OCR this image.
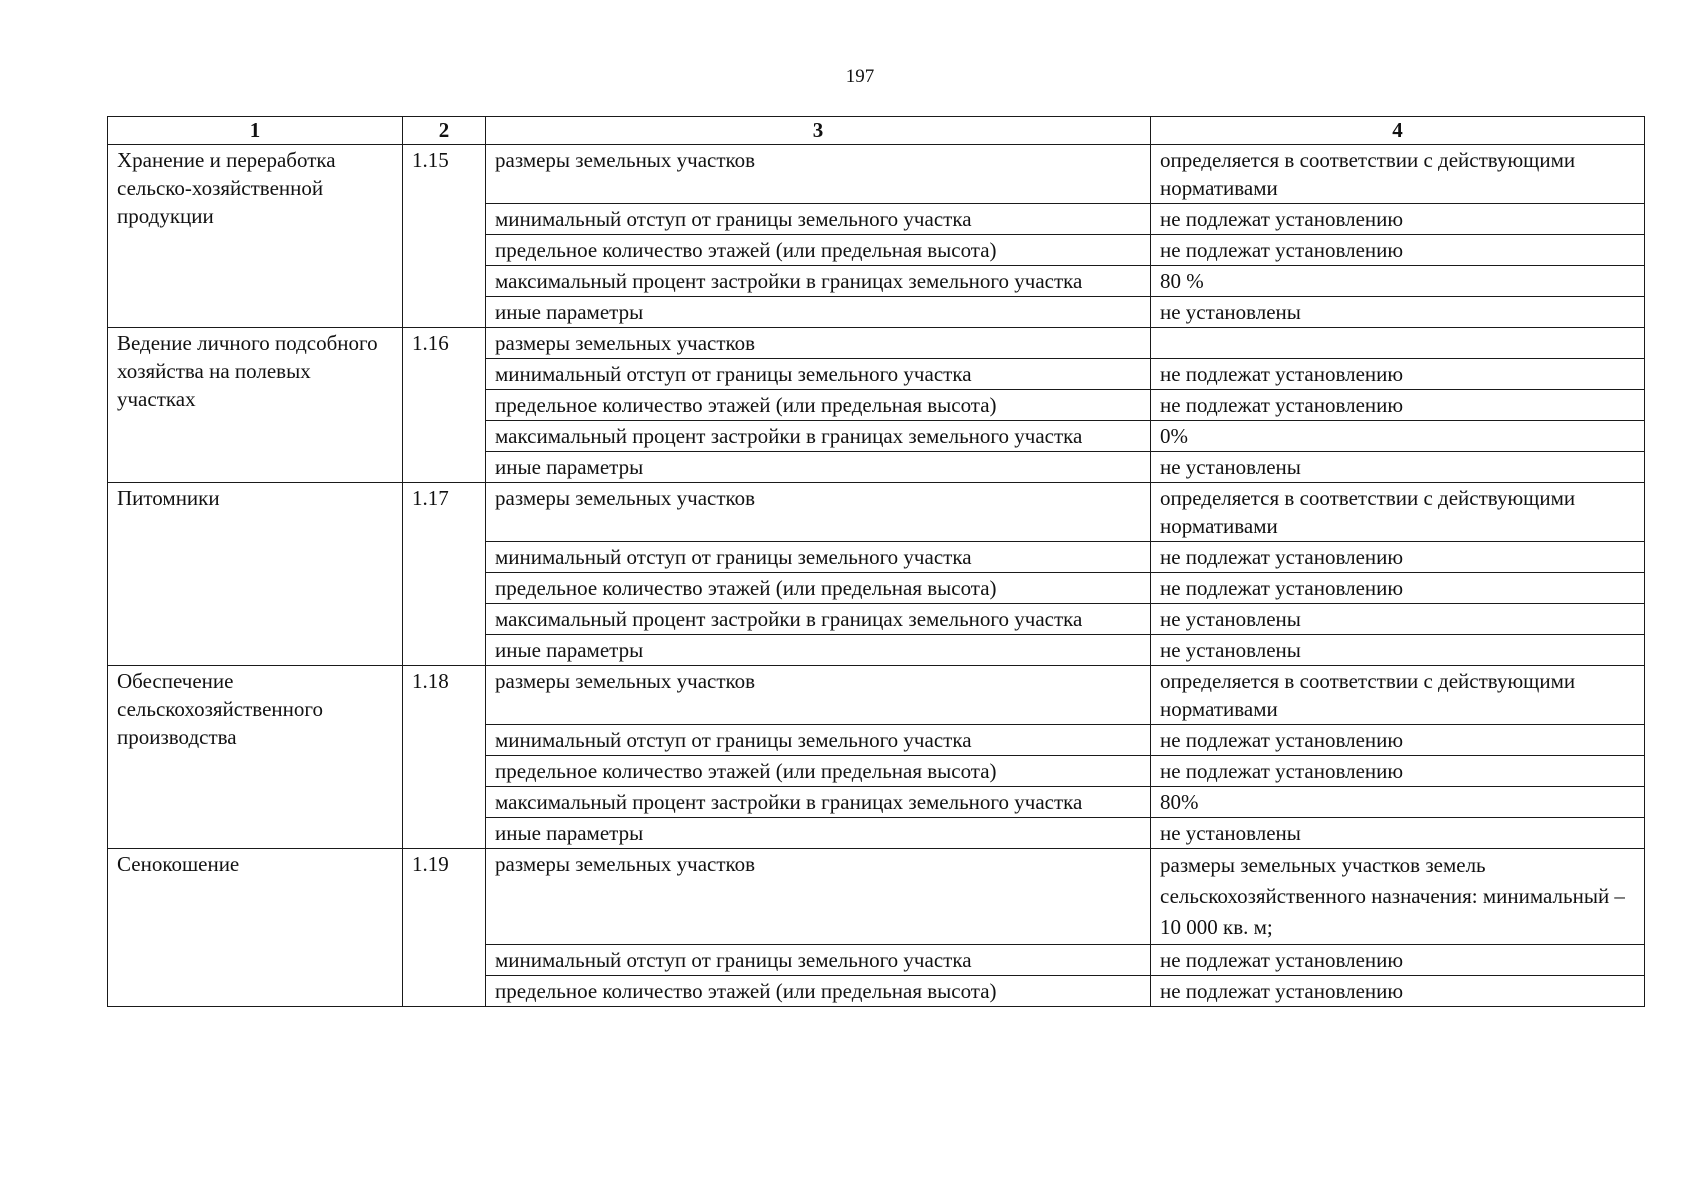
197
1	2	3	4
Хранение и переработка сельско-хозяйственной продукции	1.15	размеры земельных участков	определяется в соответствии с действующими нормативами
		минимальный отступ от границы земельного участка	не подлежат установлению
		предельное количество этажей (или предельная высота)	не подлежат установлению
		максимальный процент застройки в границах земельного участка	80 %
		иные параметры	не установлены
Ведение личного подсобного хозяйства на полевых участках	1.16	размеры земельных участков	
		минимальный отступ от границы земельного участка	не подлежат установлению
		предельное количество этажей (или предельная высота)	не подлежат установлению
		максимальный процент застройки в границах земельного участка	0%
		иные параметры	не установлены
Питомники	1.17	размеры земельных участков	определяется в соответствии с действующими нормативами
		минимальный отступ от границы земельного участка	не подлежат установлению
		предельное количество этажей (или предельная высота)	не подлежат установлению
		максимальный процент застройки в границах земельного участка	не установлены
		иные параметры	не установлены
Обеспечение сельскохозяйственного производства	1.18	размеры земельных участков	определяется в соответствии с действующими нормативами
		минимальный отступ от границы земельного участка	не подлежат установлению
		предельное количество этажей (или предельная высота)	не подлежат установлению
		максимальный процент застройки в границах земельного участка	80%
		иные параметры	не установлены
Сенокошение	1.19	размеры земельных участков	размеры земельных участков земель сельскохозяйственного назначения: минимальный – 10 000 кв. м;
		минимальный отступ от границы земельного участка	не подлежат установлению
		предельное количество этажей (или предельная высота)	не подлежат установлению
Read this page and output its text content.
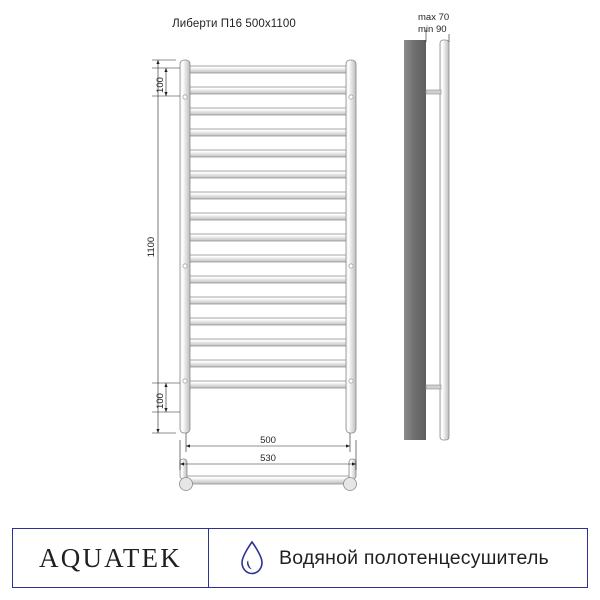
Либерти П16 500x1100
max 70
min 90
100
1100
100
500
530
AQUATEK	Водяной полотенцесушитель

◆ **Brief**
Find the lines above holding the word "границах" and show them.

◆ **Written solution**
		максимальный процент застройки в границах земельного участка	80 %
		максимальный процент застройки в границах земельного участка	0%
		максимальный процент застройки в границах земельного участка	не установлены
		максимальный процент застройки в границах земельного участка	80%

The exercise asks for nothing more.